Supplied entries
* Begin *

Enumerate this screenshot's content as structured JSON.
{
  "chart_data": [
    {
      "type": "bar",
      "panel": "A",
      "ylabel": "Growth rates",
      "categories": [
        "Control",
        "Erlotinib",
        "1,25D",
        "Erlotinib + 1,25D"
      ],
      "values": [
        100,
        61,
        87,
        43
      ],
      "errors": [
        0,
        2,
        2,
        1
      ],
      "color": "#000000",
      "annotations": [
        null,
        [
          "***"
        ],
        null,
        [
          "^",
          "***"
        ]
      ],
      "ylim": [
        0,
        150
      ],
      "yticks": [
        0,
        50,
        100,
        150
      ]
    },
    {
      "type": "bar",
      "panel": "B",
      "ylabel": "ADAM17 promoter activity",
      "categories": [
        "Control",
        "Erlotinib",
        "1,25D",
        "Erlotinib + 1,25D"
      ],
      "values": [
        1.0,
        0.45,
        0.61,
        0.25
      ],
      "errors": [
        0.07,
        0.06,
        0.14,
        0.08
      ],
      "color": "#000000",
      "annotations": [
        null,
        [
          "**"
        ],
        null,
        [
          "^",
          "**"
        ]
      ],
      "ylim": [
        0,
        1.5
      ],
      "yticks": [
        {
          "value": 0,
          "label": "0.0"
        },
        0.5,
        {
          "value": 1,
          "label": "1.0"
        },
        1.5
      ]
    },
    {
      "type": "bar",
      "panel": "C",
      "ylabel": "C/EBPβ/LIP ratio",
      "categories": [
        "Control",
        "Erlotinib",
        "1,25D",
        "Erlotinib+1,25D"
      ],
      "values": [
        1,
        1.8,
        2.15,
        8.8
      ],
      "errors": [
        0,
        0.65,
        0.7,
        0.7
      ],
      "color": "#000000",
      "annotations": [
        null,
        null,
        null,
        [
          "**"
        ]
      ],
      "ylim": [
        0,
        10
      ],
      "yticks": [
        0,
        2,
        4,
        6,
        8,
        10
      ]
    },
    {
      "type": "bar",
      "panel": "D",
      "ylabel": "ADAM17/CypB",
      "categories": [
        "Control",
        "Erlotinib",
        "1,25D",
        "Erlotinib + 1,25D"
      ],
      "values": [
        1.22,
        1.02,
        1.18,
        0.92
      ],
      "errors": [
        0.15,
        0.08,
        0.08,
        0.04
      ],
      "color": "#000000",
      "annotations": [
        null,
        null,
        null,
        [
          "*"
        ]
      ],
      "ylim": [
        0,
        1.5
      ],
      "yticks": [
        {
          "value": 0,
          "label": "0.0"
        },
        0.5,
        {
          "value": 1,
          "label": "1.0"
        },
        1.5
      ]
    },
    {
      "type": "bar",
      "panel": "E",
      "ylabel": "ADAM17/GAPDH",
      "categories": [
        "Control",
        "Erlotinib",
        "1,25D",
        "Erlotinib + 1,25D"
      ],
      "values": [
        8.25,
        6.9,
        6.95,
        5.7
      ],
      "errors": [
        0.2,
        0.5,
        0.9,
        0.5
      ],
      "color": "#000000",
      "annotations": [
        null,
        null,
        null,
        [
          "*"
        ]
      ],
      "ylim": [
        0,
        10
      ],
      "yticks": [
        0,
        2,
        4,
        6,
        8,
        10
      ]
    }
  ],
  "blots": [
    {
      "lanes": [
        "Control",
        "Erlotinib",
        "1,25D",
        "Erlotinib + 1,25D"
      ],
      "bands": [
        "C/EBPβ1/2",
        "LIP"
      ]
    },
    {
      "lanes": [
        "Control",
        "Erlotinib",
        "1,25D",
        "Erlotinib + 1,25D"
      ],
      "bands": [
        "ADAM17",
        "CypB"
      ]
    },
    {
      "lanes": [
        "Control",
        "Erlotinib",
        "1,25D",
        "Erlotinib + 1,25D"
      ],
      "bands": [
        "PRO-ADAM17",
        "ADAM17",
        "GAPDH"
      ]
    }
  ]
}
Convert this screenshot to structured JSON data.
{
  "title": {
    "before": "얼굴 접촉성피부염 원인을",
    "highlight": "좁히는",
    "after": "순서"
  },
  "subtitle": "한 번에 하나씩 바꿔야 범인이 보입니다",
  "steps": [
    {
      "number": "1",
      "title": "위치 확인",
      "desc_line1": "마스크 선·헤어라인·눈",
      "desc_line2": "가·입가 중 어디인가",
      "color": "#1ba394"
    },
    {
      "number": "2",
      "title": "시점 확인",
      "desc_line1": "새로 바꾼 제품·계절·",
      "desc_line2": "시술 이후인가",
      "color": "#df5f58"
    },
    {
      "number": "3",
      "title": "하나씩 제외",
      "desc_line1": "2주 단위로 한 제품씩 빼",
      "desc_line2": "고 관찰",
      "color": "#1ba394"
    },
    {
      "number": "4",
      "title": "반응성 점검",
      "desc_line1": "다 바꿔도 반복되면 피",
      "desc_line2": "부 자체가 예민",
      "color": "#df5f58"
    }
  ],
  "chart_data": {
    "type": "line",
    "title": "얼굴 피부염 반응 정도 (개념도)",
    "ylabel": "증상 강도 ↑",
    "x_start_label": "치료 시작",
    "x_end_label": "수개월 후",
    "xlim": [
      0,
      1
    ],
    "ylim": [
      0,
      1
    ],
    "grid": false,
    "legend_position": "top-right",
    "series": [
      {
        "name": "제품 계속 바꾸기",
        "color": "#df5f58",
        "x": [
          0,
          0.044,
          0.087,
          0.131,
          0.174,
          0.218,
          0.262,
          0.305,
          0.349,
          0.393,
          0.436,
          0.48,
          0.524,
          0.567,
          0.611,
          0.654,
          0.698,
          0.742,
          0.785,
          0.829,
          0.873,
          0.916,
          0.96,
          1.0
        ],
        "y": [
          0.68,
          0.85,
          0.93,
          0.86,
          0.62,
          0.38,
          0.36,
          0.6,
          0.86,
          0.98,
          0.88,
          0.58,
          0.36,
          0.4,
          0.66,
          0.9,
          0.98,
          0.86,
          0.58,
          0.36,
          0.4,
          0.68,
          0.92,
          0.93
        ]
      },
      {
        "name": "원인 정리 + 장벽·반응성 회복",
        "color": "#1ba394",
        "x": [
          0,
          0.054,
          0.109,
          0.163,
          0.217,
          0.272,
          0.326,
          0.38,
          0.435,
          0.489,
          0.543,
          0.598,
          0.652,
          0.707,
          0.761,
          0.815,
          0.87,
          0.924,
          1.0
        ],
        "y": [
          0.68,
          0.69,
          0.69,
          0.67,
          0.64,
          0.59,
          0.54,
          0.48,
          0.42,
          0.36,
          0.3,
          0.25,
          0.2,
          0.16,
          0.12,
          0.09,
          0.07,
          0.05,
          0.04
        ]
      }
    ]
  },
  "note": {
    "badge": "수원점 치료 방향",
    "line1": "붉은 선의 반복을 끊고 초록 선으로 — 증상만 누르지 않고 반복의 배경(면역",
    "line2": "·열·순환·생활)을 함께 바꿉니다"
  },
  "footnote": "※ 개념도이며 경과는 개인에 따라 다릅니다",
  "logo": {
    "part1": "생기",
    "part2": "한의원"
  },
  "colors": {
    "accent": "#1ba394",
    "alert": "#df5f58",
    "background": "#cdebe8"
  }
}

* End *

Task brief
Retype the whole listing above exactly.

Response to the task
Enumerate this screenshot's content as structured JSON.
{
  "chart_data": [
    {
      "type": "bar",
      "panel": "A",
      "ylabel": "Growth rates",
      "categories": [
        "Control",
        "Erlotinib",
        "1,25D",
        "Erlotinib + 1,25D"
      ],
      "values": [
        100,
        61,
        87,
        43
      ],
      "errors": [
        0,
        2,
        2,
        1
      ],
      "color": "#000000",
      "annotations": [
        null,
        [
          "***"
        ],
        null,
        [
          "^",
          "***"
        ]
      ],
      "ylim": [
        0,
        150
      ],
      "yticks": [
        0,
        50,
        100,
        150
      ]
    },
    {
      "type": "bar",
      "panel": "B",
      "ylabel": "ADAM17 promoter activity",
      "categories": [
        "Control",
        "Erlotinib",
        "1,25D",
        "Erlotinib + 1,25D"
      ],
      "values": [
        1.0,
        0.45,
        0.61,
        0.25
      ],
      "errors": [
        0.07,
        0.06,
        0.14,
        0.08
      ],
      "color": "#000000",
      "annotations": [
        null,
        [
          "**"
        ],
        null,
        [
          "^",
          "**"
        ]
      ],
      "ylim": [
        0,
        1.5
      ],
      "yticks": [
        {
          "value": 0,
          "label": "0.0"
        },
        0.5,
        {
          "value": 1,
          "label": "1.0"
        },
        1.5
      ]
    },
    {
      "type": "bar",
      "panel": "C",
      "ylabel": "C/EBPβ/LIP ratio",
      "categories": [
        "Control",
        "Erlotinib",
        "1,25D",
        "Erlotinib+1,25D"
      ],
      "values": [
        1,
        1.8,
        2.15,
        8.8
      ],
      "errors": [
        0,
        0.65,
        0.7,
        0.7
      ],
      "color": "#000000",
      "annotations": [
        null,
        null,
        null,
        [
          "**"
        ]
      ],
      "ylim": [
        0,
        10
      ],
      "yticks": [
        0,
        2,
        4,
        6,
        8,
        10
      ]
    },
    {
      "type": "bar",
      "panel": "D",
      "ylabel": "ADAM17/CypB",
      "categories": [
        "Control",
        "Erlotinib",
        "1,25D",
        "Erlotinib + 1,25D"
      ],
      "values": [
        1.22,
        1.02,
        1.18,
        0.92
      ],
      "errors": [
        0.15,
        0.08,
        0.08,
        0.04
      ],
      "color": "#000000",
      "annotations": [
        null,
        null,
        null,
        [
          "*"
        ]
      ],
      "ylim": [
        0,
        1.5
      ],
      "yticks": [
        {
          "value": 0,
          "label": "0.0"
        },
        0.5,
        {
          "value": 1,
          "label": "1.0"
        },
        1.5
      ]
    },
    {
      "type": "bar",
      "panel": "E",
      "ylabel": "ADAM17/GAPDH",
      "categories": [
        "Control",
        "Erlotinib",
        "1,25D",
        "Erlotinib + 1,25D"
      ],
      "values": [
        8.25,
        6.9,
        6.95,
        5.7
      ],
      "errors": [
        0.2,
        0.5,
        0.9,
        0.5
      ],
      "color": "#000000",
      "annotations": [
        null,
        null,
        null,
        [
          "*"
        ]
      ],
      "ylim": [
        0,
        10
      ],
      "yticks": [
        0,
        2,
        4,
        6,
        8,
        10
      ]
    }
  ],
  "blots": [
    {
      "lanes": [
        "Control",
        "Erlotinib",
        "1,25D",
        "Erlotinib + 1,25D"
      ],
      "bands": [
        "C/EBPβ1/2",
        "LIP"
      ]
    },
    {
      "lanes": [
        "Control",
        "Erlotinib",
        "1,25D",
        "Erlotinib + 1,25D"
      ],
      "bands": [
        "ADAM17",
        "CypB"
      ]
    },
    {
      "lanes": [
        "Control",
        "Erlotinib",
        "1,25D",
        "Erlotinib + 1,25D"
      ],
      "bands": [
        "PRO-ADAM17",
        "ADAM17",
        "GAPDH"
      ]
    }
  ]
}
Convert this screenshot to structured JSON data.
{
  "title": {
    "before": "얼굴 접촉성피부염 원인을",
    "highlight": "좁히는",
    "after": "순서"
  },
  "subtitle": "한 번에 하나씩 바꿔야 범인이 보입니다",
  "steps": [
    {
      "number": "1",
      "title": "위치 확인",
      "desc_line1": "마스크 선·헤어라인·눈",
      "desc_line2": "가·입가 중 어디인가",
      "color": "#1ba394"
    },
    {
      "number": "2",
      "title": "시점 확인",
      "desc_line1": "새로 바꾼 제품·계절·",
      "desc_line2": "시술 이후인가",
      "color": "#df5f58"
    },
    {
      "number": "3",
      "title": "하나씩 제외",
      "desc_line1": "2주 단위로 한 제품씩 빼",
      "desc_line2": "고 관찰",
      "color": "#1ba394"
    },
    {
      "number": "4",
      "title": "반응성 점검",
      "desc_line1": "다 바꿔도 반복되면 피",
      "desc_line2": "부 자체가 예민",
      "color": "#df5f58"
    }
  ],
  "chart_data": {
    "type": "line",
    "title": "얼굴 피부염 반응 정도 (개념도)",
    "ylabel": "증상 강도 ↑",
    "x_start_label": "치료 시작",
    "x_end_label": "수개월 후",
    "xlim": [
      0,
      1
    ],
    "ylim": [
      0,
      1
    ],
    "grid": false,
    "legend_position": "top-right",
    "series": [
      {
        "name": "제품 계속 바꾸기",
        "color": "#df5f58",
        "x": [
          0,
          0.044,
          0.087,
          0.131,
          0.174,
          0.218,
          0.262,
          0.305,
          0.349,
          0.393,
          0.436,
          0.48,
          0.524,
          0.567,
          0.611,
          0.654,
          0.698,
          0.742,
          0.785,
          0.829,
          0.873,
          0.916,
          0.96,
          1.0
        ],
        "y": [
          0.68,
          0.85,
          0.93,
          0.86,
          0.62,
          0.38,
          0.36,
          0.6,
          0.86,
          0.98,
          0.88,
          0.58,
          0.36,
          0.4,
          0.66,
          0.9,
          0.98,
          0.86,
          0.58,
          0.36,
          0.4,
          0.68,
          0.92,
          0.93
        ]
      },
      {
        "name": "원인 정리 + 장벽·반응성 회복",
        "color": "#1ba394",
        "x": [
          0,
          0.054,
          0.109,
          0.163,
          0.217,
          0.272,
          0.326,
          0.38,
          0.435,
          0.489,
          0.543,
          0.598,
          0.652,
          0.707,
          0.761,
          0.815,
          0.87,
          0.924,
          1.0
        ],
        "y": [
          0.68,
          0.69,
          0.69,
          0.67,
          0.64,
          0.59,
          0.54,
          0.48,
          0.42,
          0.36,
          0.3,
          0.25,
          0.2,
          0.16,
          0.12,
          0.09,
          0.07,
          0.05,
          0.04
        ]
      }
    ]
  },
  "note": {
    "badge": "수원점 치료 방향",
    "line1": "붉은 선의 반복을 끊고 초록 선으로 — 증상만 누르지 않고 반복의 배경(면역",
    "line2": "·열·순환·생활)을 함께 바꿉니다"
  },
  "footnote": "※ 개념도이며 경과는 개인에 따라 다릅니다",
  "logo": {
    "part1": "생기",
    "part2": "한의원"
  },
  "colors": {
    "accent": "#1ba394",
    "alert": "#df5f58",
    "background": "#cdebe8"
  }
}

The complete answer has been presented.